Please repeat all of the lines that follow, exactly as written.

Entries from a dataset
------------------------------------
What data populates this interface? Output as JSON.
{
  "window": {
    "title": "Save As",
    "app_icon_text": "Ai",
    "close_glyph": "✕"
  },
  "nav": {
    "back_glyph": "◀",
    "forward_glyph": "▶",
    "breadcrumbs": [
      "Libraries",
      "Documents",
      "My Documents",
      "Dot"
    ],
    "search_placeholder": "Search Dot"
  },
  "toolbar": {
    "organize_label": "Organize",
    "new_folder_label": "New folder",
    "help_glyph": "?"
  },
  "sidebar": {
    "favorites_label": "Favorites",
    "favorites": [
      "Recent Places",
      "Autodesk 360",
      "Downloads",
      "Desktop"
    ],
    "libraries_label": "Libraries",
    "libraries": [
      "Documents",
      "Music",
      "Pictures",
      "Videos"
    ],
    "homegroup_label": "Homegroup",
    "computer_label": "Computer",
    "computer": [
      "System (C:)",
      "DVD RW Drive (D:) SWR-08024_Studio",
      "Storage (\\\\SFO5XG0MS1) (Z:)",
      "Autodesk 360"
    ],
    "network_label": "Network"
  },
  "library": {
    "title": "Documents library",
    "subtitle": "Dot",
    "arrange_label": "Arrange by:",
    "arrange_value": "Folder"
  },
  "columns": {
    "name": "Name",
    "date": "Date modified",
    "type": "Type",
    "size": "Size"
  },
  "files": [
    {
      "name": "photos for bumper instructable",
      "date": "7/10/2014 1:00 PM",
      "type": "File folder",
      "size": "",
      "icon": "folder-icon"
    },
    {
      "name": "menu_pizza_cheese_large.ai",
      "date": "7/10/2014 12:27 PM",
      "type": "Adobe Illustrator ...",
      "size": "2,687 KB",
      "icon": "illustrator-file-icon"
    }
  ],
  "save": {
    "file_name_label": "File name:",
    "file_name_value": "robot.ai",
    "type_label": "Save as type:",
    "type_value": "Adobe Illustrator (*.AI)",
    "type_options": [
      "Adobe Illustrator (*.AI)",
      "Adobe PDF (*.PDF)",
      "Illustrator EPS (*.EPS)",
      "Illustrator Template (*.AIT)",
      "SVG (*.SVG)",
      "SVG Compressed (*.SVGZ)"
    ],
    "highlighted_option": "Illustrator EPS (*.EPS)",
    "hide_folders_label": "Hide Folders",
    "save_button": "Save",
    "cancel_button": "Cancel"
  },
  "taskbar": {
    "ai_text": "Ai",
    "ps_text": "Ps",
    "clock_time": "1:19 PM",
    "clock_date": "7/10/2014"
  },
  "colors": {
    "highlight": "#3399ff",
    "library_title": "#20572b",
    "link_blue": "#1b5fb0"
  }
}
------------------------------------
ANSWER TO THIS PROBLEM>
What data populates this interface? Output as JSON.
{
  "window": {
    "title": "Save As",
    "app_icon_text": "Ai",
    "close_glyph": "✕"
  },
  "nav": {
    "back_glyph": "◀",
    "forward_glyph": "▶",
    "breadcrumbs": [
      "Libraries",
      "Documents",
      "My Documents",
      "Dot"
    ],
    "search_placeholder": "Search Dot"
  },
  "toolbar": {
    "organize_label": "Organize",
    "new_folder_label": "New folder",
    "help_glyph": "?"
  },
  "sidebar": {
    "favorites_label": "Favorites",
    "favorites": [
      "Recent Places",
      "Autodesk 360",
      "Downloads",
      "Desktop"
    ],
    "libraries_label": "Libraries",
    "libraries": [
      "Documents",
      "Music",
      "Pictures",
      "Videos"
    ],
    "homegroup_label": "Homegroup",
    "computer_label": "Computer",
    "computer": [
      "System (C:)",
      "DVD RW Drive (D:) SWR-08024_Studio",
      "Storage (\\\\SFO5XG0MS1) (Z:)",
      "Autodesk 360"
    ],
    "network_label": "Network"
  },
  "library": {
    "title": "Documents library",
    "subtitle": "Dot",
    "arrange_label": "Arrange by:",
    "arrange_value": "Folder"
  },
  "columns": {
    "name": "Name",
    "date": "Date modified",
    "type": "Type",
    "size": "Size"
  },
  "files": [
    {
      "name": "photos for bumper instructable",
      "date": "7/10/2014 1:00 PM",
      "type": "File folder",
      "size": "",
      "icon": "folder-icon"
    },
    {
      "name": "menu_pizza_cheese_large.ai",
      "date": "7/10/2014 12:27 PM",
      "type": "Adobe Illustrator ...",
      "size": "2,687 KB",
      "icon": "illustrator-file-icon"
    }
  ],
  "save": {
    "file_name_label": "File name:",
    "file_name_value": "robot.ai",
    "type_label": "Save as type:",
    "type_value": "Adobe Illustrator (*.AI)",
    "type_options": [
      "Adobe Illustrator (*.AI)",
      "Adobe PDF (*.PDF)",
      "Illustrator EPS (*.EPS)",
      "Illustrator Template (*.AIT)",
      "SVG (*.SVG)",
      "SVG Compressed (*.SVGZ)"
    ],
    "highlighted_option": "Illustrator EPS (*.EPS)",
    "hide_folders_label": "Hide Folders",
    "save_button": "Save",
    "cancel_button": "Cancel"
  },
  "taskbar": {
    "ai_text": "Ai",
    "ps_text": "Ps",
    "clock_time": "1:19 PM",
    "clock_date": "7/10/2014"
  },
  "colors": {
    "highlight": "#3399ff",
    "library_title": "#20572b",
    "link_blue": "#1b5fb0"
  }
}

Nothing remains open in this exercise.